-- Start of The data --

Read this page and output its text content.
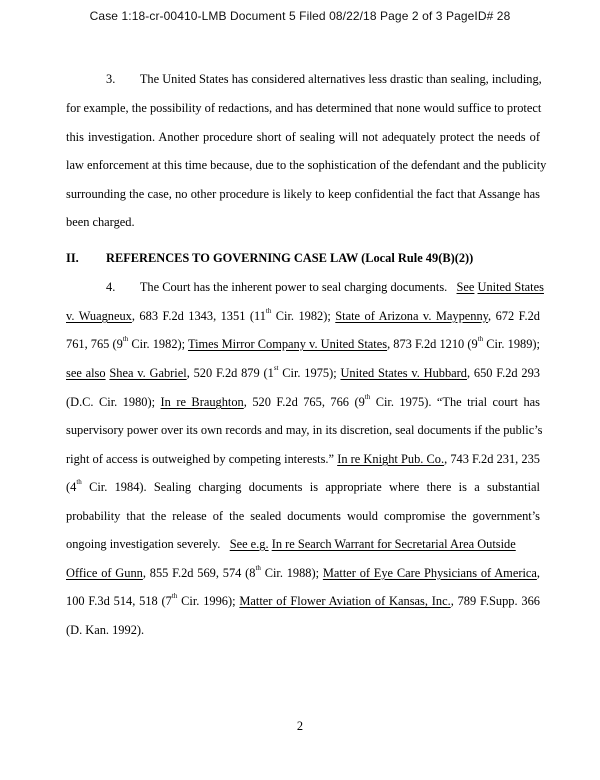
Case 1:18-cr-00410-LMB Document 5 Filed 08/22/18 Page 2 of 3 PageID# 28
3.        The United States has considered alternatives less drastic than sealing, including,
for example, the possibility of redactions, and has determined that none would suffice to protect
this investigation. Another procedure short of sealing will not adequately protect the needs of
law enforcement at this time because, due to the sophistication of the defendant and the publicity
surrounding the case, no other procedure is likely to keep confidential the fact that Assange has
been charged.
II. REFERENCES TO GOVERNING CASE LAW (Local Rule 49(B)(2))
4.        The Court has the inherent power to seal charging documents.   See United States
v. Wuagneux, 683 F.2d 1343, 1351 (11th Cir. 1982); State of Arizona v. Maypenny, 672 F.2d
761, 765 (9th Cir. 1982); Times Mirror Company v. United States, 873 F.2d 1210 (9th Cir. 1989);
see also Shea v. Gabriel, 520 F.2d 879 (1st Cir. 1975); United States v. Hubbard, 650 F.2d 293
(D.C. Cir. 1980); In re Braughton, 520 F.2d 765, 766 (9th Cir. 1975). “The trial court has
supervisory power over its own records and may, in its discretion, seal documents if the public’s
right of access is outweighed by competing interests.” In re Knight Pub. Co., 743 F.2d 231, 235
(4th Cir. 1984). Sealing charging documents is appropriate where there is a substantial
probability that the release of the sealed documents would compromise the government’s
ongoing investigation severely.   See e.g. In re Search Warrant for Secretarial Area Outside
Office of Gunn, 855 F.2d 569, 574 (8th Cir. 1988); Matter of Eye Care Physicians of America,
100 F.3d 514, 518 (7th Cir. 1996); Matter of Flower Aviation of Kansas, Inc., 789 F.Supp. 366
(D. Kan. 1992).
2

-- End of The data --

### [What is being asked]
Skip the pictures and print each record exactly as it stands.

### [Output for this exercise]
Read this page and output its text content.
Case 1:18-cr-00410-LMB Document 5 Filed 08/22/18 Page 2 of 3 PageID# 28
3.        The United States has considered alternatives less drastic than sealing, including,
for example, the possibility of redactions, and has determined that none would suffice to protect
this investigation. Another procedure short of sealing will not adequately protect the needs of
law enforcement at this time because, due to the sophistication of the defendant and the publicity
surrounding the case, no other procedure is likely to keep confidential the fact that Assange has
been charged.
II. REFERENCES TO GOVERNING CASE LAW (Local Rule 49(B)(2))
4.        The Court has the inherent power to seal charging documents.   See United States
v. Wuagneux, 683 F.2d 1343, 1351 (11th Cir. 1982); State of Arizona v. Maypenny, 672 F.2d
761, 765 (9th Cir. 1982); Times Mirror Company v. United States, 873 F.2d 1210 (9th Cir. 1989);
see also Shea v. Gabriel, 520 F.2d 879 (1st Cir. 1975); United States v. Hubbard, 650 F.2d 293
(D.C. Cir. 1980); In re Braughton, 520 F.2d 765, 766 (9th Cir. 1975). “The trial court has
supervisory power over its own records and may, in its discretion, seal documents if the public’s
right of access is outweighed by competing interests.” In re Knight Pub. Co., 743 F.2d 231, 235
(4th Cir. 1984). Sealing charging documents is appropriate where there is a substantial
probability that the release of the sealed documents would compromise the government’s
ongoing investigation severely.   See e.g. In re Search Warrant for Secretarial Area Outside
Office of Gunn, 855 F.2d 569, 574 (8th Cir. 1988); Matter of Eye Care Physicians of America,
100 F.3d 514, 518 (7th Cir. 1996); Matter of Flower Aviation of Kansas, Inc., 789 F.Supp. 366
(D. Kan. 1992).
2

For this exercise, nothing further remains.